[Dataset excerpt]
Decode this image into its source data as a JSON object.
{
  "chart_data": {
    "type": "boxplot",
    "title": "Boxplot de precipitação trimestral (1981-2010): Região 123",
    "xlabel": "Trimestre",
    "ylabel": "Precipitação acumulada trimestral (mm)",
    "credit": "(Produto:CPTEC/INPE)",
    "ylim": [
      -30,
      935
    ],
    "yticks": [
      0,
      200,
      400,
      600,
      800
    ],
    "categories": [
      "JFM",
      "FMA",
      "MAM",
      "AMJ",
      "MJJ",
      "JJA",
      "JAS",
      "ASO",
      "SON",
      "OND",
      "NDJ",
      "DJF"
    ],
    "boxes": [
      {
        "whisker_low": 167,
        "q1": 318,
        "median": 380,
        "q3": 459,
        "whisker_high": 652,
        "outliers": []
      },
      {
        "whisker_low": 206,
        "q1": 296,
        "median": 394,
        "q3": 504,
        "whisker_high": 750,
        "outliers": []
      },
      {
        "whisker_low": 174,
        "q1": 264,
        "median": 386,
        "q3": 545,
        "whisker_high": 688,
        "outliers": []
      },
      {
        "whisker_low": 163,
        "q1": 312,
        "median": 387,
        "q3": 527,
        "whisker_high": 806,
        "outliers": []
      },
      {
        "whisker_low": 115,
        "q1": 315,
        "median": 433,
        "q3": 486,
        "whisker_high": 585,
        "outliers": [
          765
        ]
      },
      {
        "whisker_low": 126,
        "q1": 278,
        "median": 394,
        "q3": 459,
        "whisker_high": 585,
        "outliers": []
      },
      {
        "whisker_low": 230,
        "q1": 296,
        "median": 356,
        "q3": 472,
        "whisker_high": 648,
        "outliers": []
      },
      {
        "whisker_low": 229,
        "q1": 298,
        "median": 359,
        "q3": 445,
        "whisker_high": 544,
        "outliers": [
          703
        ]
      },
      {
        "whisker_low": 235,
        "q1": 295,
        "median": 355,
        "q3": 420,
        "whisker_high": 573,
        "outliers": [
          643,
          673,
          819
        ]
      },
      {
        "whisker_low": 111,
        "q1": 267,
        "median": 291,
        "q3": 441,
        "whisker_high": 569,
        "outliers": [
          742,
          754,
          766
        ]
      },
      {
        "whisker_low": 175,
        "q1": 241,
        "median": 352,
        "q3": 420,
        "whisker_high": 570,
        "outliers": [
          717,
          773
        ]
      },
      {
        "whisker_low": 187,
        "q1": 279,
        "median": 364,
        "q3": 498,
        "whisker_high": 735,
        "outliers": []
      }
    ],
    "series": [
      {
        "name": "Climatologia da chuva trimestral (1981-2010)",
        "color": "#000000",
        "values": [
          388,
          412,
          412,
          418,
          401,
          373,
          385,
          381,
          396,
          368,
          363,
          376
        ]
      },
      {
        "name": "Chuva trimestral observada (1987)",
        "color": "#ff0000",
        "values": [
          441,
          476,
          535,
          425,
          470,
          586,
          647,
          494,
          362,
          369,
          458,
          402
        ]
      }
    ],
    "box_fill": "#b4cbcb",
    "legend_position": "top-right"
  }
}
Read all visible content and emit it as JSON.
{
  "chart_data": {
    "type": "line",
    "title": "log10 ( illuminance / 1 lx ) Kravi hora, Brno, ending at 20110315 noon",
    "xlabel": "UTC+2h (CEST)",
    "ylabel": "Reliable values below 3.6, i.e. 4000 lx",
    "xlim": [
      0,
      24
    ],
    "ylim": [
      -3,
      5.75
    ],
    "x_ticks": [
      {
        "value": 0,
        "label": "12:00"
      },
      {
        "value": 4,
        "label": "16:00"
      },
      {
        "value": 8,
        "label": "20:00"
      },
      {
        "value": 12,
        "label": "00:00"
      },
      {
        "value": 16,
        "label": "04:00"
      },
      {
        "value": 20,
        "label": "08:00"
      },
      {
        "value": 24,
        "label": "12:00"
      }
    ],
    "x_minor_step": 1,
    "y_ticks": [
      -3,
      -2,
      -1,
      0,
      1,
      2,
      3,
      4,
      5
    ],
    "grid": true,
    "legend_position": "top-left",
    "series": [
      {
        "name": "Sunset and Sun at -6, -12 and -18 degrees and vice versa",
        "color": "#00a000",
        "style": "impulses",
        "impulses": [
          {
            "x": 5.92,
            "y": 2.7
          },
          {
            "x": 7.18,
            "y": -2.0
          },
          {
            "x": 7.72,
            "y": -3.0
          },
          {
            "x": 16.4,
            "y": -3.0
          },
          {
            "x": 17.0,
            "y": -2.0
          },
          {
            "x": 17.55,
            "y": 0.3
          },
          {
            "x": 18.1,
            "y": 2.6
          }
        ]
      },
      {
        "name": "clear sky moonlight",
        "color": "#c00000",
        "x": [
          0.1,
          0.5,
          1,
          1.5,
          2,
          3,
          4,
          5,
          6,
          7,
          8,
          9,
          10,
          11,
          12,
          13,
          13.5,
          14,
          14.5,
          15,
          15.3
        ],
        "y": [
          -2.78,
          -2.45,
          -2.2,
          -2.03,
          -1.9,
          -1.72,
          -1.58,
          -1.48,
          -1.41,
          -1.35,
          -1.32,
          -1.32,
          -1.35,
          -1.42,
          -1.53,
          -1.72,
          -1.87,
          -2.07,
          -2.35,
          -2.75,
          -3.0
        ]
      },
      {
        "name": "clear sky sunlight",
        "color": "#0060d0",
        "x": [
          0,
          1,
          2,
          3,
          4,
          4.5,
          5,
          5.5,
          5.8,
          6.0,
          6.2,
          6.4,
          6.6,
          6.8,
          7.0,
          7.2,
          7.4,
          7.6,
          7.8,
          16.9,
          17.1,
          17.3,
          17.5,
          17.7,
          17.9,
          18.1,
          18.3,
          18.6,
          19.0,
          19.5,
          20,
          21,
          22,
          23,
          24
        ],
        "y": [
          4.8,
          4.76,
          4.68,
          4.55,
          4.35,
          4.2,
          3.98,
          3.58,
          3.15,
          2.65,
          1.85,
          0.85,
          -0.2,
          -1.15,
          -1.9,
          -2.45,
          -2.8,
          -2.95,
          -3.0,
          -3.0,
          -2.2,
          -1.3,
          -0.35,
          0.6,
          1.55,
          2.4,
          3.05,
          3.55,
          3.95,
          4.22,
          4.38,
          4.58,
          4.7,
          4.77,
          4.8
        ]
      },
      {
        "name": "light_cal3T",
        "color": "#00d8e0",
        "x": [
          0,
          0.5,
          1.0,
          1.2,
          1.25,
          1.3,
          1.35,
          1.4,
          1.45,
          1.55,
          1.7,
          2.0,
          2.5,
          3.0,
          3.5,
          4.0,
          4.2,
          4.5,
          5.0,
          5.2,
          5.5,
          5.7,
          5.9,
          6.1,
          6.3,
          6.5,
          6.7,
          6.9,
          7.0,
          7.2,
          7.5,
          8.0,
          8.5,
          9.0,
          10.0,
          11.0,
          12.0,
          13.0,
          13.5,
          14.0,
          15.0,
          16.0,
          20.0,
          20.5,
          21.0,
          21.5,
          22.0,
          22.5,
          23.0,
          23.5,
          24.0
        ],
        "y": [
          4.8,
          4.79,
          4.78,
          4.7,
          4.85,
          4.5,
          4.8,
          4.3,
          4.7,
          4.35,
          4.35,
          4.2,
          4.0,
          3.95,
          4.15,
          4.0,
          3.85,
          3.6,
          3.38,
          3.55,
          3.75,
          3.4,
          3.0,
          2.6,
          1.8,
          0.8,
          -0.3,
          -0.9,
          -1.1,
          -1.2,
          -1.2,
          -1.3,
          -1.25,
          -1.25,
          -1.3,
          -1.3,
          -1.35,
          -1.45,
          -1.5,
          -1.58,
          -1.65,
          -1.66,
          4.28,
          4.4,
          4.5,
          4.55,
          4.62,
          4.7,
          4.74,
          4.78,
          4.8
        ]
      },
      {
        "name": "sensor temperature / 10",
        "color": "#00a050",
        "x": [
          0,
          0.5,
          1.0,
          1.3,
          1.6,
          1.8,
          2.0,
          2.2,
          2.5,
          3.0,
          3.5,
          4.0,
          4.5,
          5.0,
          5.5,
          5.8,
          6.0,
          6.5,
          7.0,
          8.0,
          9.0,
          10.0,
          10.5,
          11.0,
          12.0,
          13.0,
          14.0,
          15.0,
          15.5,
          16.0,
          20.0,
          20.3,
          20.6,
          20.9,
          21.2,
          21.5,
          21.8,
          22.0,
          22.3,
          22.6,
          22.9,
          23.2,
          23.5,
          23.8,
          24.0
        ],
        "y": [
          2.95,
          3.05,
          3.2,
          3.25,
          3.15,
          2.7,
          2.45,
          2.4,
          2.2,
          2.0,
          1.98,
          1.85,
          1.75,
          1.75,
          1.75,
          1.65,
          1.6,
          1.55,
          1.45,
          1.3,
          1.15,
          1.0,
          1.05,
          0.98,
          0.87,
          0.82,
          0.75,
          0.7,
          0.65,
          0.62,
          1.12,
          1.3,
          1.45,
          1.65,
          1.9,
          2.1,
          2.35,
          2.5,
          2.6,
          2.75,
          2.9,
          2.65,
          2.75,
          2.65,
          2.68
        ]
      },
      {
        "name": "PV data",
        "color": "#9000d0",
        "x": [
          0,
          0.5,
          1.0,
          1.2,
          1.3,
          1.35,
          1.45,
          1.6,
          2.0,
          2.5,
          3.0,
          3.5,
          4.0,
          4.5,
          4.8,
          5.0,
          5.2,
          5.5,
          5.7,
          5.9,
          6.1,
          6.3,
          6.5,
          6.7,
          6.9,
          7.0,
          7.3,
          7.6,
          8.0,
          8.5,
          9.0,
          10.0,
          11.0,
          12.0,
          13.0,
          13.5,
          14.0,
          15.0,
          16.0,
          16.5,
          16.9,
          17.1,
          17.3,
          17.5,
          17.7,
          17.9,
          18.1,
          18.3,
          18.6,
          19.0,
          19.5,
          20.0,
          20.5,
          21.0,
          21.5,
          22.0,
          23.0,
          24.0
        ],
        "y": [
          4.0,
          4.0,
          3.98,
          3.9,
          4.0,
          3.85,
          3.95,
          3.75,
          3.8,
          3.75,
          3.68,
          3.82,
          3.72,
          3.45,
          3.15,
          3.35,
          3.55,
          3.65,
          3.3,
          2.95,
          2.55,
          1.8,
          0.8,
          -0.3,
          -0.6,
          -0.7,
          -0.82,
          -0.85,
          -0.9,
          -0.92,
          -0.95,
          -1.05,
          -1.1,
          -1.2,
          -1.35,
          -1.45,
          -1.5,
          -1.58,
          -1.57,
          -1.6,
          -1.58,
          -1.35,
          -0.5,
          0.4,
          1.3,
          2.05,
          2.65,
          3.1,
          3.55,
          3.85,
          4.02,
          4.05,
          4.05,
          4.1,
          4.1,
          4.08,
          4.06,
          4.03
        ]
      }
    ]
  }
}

Challenge: Look above for every line with the word "trimestral" and copy it.

Task output:
    "title": "Boxplot de precipitação trimestral (1981-2010): Região 123",
    "ylabel": "Precipitação acumulada trimestral (mm)",
        "name": "Climatologia da chuva trimestral (1981-2010)",
        "name": "Chuva trimestral observada (1987)",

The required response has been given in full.